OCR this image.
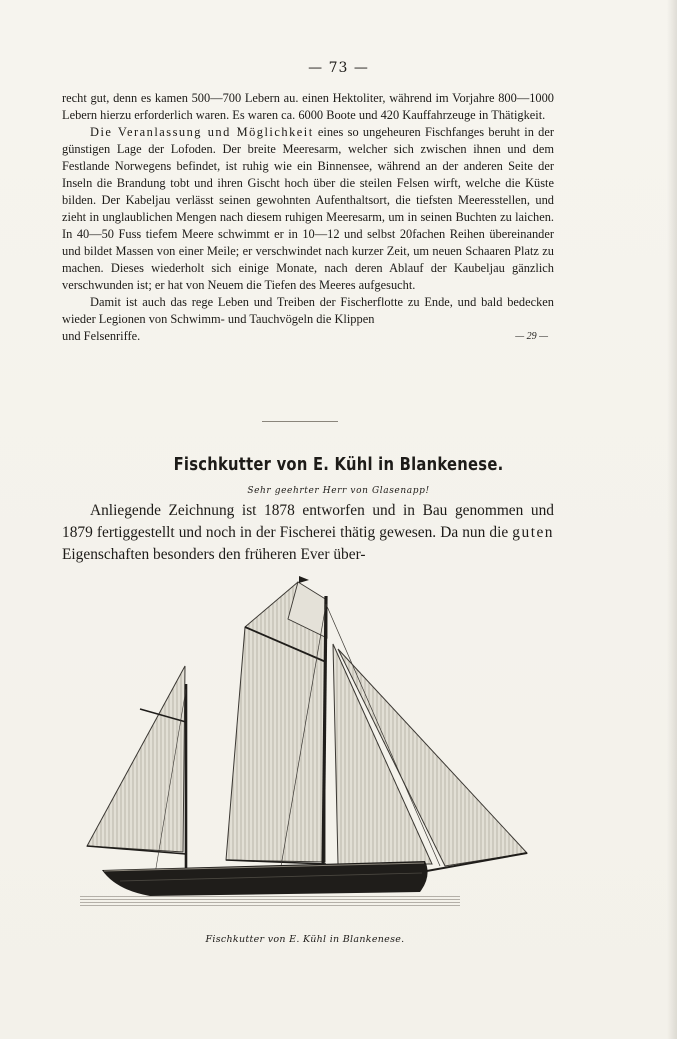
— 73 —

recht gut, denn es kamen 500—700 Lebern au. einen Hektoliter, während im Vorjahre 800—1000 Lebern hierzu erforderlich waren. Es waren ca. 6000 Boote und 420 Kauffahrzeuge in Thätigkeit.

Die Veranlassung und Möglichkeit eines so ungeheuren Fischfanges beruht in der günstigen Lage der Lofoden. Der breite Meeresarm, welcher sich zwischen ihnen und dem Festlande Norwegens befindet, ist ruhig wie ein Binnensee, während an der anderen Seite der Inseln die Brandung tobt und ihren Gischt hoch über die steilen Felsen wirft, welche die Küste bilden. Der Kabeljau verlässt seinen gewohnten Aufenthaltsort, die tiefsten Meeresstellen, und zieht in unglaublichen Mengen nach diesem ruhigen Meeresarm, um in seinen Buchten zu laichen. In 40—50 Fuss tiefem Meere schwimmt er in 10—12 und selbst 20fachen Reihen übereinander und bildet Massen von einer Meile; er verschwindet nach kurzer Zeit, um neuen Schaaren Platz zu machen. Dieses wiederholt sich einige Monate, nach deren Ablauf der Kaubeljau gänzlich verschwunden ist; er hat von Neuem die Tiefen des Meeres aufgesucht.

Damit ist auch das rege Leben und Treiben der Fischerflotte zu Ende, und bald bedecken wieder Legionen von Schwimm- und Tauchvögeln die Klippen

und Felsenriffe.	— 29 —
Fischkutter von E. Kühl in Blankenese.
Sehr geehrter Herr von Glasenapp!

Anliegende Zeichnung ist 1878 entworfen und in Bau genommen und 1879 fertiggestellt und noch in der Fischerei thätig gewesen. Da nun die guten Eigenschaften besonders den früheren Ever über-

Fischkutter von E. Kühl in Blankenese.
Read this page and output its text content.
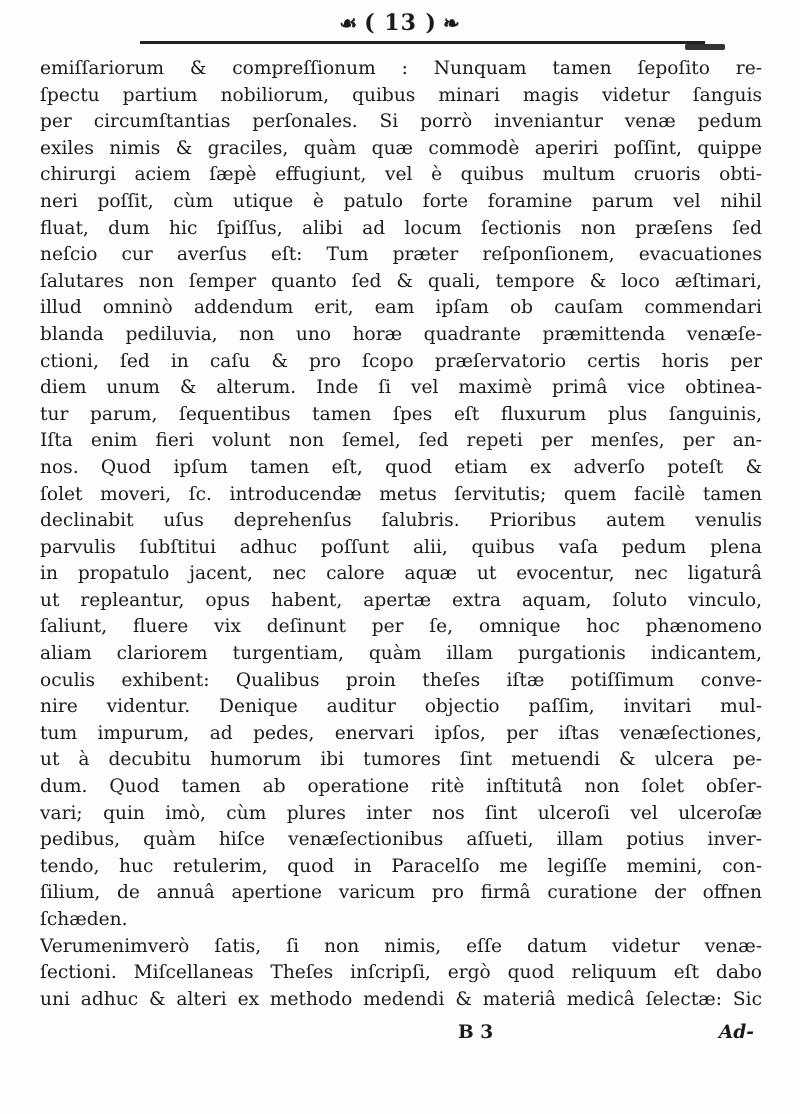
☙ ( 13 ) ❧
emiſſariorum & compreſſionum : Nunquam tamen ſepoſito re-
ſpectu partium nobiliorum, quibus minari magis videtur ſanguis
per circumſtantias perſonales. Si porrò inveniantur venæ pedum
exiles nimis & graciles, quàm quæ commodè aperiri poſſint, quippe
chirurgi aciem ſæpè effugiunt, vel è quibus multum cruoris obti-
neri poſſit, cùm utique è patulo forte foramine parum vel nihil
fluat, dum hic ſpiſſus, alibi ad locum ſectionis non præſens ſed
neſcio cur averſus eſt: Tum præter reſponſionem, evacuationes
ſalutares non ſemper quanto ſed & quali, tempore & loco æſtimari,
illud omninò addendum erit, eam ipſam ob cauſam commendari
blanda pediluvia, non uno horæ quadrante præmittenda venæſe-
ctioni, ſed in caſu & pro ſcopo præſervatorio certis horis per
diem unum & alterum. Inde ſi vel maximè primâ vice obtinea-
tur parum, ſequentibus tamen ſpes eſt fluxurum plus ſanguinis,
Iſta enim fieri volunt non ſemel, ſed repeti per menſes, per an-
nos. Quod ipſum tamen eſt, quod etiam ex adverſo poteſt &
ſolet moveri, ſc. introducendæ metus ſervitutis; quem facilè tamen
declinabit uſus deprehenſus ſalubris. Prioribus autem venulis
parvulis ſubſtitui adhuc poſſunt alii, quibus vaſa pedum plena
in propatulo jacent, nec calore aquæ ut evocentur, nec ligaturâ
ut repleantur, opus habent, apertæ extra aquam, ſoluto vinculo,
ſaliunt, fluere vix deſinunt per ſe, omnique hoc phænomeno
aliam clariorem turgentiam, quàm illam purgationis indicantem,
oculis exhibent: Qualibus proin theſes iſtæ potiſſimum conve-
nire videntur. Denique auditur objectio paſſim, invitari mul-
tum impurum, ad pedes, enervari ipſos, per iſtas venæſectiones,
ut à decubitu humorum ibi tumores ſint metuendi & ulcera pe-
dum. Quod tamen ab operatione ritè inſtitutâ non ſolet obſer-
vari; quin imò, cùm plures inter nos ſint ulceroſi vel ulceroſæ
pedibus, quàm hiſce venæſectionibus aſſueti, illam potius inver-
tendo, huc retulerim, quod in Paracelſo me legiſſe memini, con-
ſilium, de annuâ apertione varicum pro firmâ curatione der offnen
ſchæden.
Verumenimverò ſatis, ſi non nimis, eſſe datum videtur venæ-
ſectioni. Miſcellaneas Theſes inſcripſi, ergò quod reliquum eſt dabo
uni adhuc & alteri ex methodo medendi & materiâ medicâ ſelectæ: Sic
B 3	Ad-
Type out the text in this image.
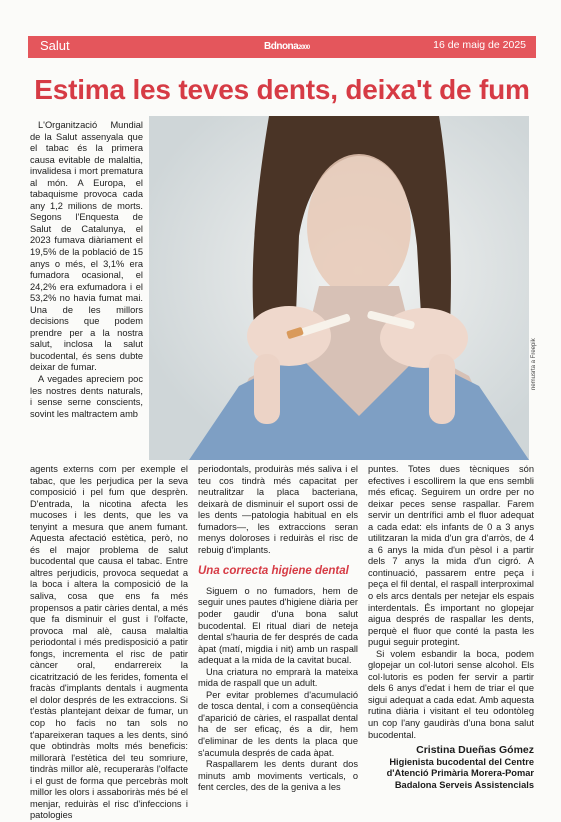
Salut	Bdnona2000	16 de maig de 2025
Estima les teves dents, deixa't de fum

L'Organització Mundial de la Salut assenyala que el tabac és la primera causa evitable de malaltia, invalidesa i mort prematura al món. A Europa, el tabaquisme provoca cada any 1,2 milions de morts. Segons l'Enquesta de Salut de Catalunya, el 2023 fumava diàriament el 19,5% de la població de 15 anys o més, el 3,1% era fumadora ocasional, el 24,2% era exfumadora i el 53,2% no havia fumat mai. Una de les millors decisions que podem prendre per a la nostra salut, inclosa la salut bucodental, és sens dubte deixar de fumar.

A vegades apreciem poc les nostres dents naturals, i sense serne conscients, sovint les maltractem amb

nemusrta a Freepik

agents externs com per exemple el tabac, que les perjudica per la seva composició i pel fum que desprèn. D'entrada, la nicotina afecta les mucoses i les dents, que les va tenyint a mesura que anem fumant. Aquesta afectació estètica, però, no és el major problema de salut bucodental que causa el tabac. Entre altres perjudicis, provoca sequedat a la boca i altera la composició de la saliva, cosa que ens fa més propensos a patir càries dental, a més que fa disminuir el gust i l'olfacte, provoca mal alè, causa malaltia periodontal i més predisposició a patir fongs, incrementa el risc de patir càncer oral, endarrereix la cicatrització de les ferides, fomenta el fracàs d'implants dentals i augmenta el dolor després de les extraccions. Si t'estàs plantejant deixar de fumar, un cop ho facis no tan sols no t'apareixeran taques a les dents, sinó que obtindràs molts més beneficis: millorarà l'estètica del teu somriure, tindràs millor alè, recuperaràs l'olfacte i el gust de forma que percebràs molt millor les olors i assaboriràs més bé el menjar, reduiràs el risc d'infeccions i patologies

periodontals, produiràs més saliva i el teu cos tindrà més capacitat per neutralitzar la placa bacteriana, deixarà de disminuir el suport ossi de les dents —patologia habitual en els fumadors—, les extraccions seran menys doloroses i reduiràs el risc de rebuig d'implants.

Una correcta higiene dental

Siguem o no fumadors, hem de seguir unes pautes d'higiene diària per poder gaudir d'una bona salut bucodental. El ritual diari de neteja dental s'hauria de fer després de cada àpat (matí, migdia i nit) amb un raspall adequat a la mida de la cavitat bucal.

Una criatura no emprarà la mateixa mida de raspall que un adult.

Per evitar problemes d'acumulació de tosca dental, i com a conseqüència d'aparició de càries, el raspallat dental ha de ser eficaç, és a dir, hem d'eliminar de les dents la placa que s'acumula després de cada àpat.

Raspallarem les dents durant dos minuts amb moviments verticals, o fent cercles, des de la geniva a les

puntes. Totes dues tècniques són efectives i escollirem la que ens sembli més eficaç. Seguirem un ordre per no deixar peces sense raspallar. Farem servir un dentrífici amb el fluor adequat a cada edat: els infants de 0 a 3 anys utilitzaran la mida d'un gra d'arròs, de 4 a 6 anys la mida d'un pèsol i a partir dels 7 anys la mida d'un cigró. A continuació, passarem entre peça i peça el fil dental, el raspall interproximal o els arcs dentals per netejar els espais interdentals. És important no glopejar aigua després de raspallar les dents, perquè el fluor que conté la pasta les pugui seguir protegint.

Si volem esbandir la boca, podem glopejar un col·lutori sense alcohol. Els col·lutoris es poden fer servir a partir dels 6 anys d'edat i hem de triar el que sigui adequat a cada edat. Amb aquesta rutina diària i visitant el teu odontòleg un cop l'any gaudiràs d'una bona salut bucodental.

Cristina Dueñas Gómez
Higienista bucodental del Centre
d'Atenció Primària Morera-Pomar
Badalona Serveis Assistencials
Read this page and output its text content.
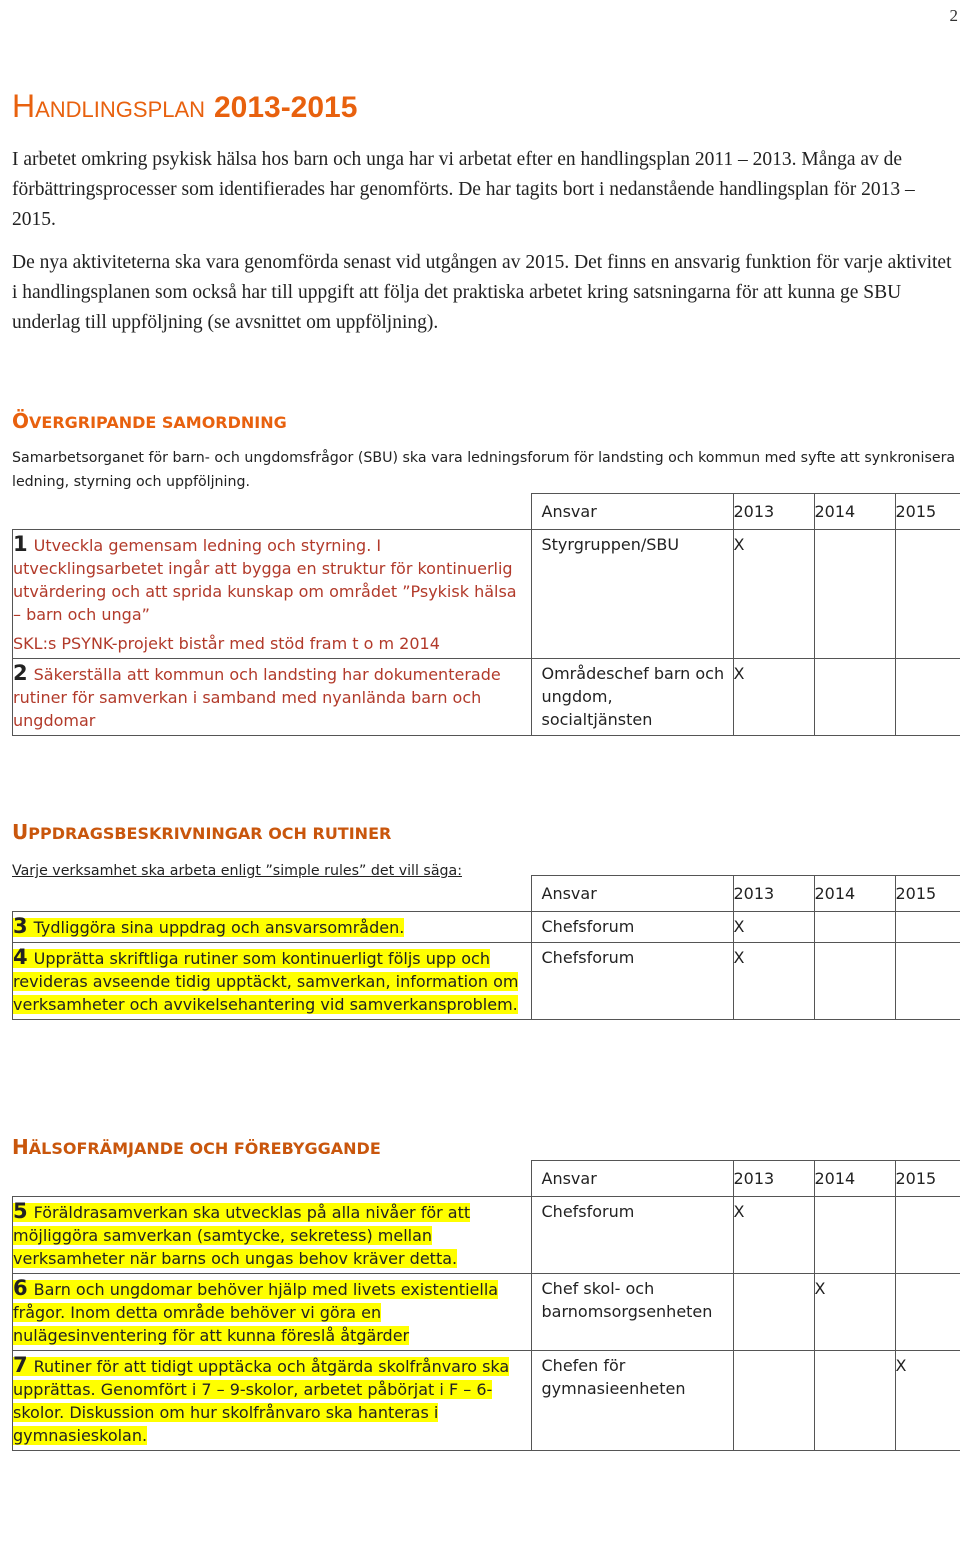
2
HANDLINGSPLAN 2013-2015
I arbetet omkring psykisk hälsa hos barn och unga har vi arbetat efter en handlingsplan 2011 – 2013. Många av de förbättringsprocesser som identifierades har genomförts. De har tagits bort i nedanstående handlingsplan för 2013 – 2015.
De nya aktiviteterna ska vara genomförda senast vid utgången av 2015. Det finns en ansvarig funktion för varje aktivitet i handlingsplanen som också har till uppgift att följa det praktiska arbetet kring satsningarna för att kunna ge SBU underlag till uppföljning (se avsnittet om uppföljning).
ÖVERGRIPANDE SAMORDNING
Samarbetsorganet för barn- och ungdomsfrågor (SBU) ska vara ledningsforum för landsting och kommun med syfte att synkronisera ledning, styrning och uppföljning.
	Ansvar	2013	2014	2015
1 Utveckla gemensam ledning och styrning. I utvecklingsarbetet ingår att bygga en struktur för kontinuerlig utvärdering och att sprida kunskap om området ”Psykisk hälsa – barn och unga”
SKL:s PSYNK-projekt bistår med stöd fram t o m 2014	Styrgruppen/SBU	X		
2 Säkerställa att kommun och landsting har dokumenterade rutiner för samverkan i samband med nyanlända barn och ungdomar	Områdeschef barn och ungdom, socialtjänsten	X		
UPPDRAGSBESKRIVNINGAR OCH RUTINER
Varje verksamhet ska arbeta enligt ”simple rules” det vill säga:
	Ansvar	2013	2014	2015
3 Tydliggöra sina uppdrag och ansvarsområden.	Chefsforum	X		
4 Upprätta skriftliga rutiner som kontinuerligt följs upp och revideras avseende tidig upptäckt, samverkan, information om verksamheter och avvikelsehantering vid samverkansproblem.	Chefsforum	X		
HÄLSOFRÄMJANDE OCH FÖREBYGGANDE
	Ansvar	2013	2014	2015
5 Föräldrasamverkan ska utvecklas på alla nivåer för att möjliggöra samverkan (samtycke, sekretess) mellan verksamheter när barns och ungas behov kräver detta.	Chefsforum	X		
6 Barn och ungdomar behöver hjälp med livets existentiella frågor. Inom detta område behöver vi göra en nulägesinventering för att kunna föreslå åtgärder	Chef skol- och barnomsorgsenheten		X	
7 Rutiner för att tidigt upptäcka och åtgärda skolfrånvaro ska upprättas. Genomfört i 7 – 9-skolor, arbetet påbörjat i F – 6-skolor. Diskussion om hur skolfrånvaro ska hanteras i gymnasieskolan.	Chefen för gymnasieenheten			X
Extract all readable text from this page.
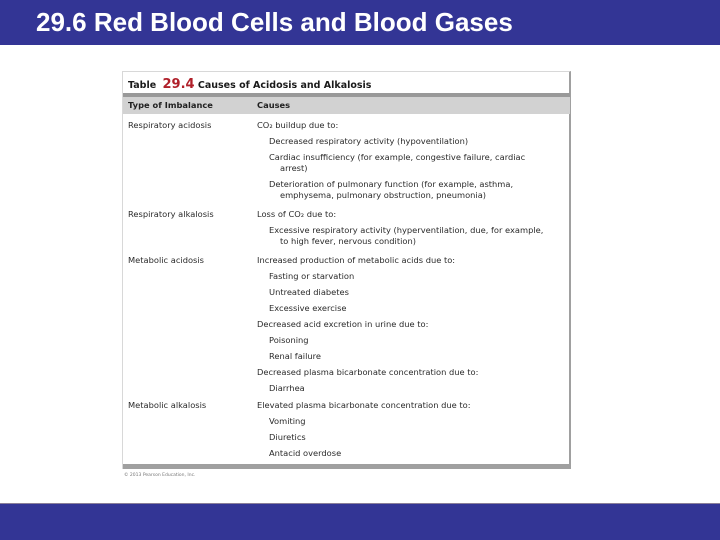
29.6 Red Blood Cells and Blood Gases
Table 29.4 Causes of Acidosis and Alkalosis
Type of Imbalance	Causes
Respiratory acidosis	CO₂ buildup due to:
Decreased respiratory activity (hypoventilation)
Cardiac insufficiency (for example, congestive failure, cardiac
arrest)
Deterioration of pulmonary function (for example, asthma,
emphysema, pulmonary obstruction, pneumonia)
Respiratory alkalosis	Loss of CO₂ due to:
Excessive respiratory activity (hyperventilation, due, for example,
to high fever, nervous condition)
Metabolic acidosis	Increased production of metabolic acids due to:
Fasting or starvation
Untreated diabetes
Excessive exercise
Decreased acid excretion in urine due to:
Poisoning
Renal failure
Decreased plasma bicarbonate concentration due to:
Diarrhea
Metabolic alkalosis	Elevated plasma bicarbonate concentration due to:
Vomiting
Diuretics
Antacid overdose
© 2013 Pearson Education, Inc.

* * * * *

What lines above contain the string "placa"? Copy all of them.

periodontals, produiràs més saliva i el teu cos tindrà més capacitat per neutralitzar la placa bacteriana, deixarà de disminuir el suport ossi de les dents —patologia habitual en els fumadors—, les extraccions seran menys doloroses i reduiràs el risc de rebuig d'implants.
Per evitar problemes d'acumulació de tosca dental, i com a conseqüència d'aparició de càries, el raspallat dental ha de ser eficaç, és a dir, hem d'eliminar de les dents la placa que s'acumula després de cada àpat.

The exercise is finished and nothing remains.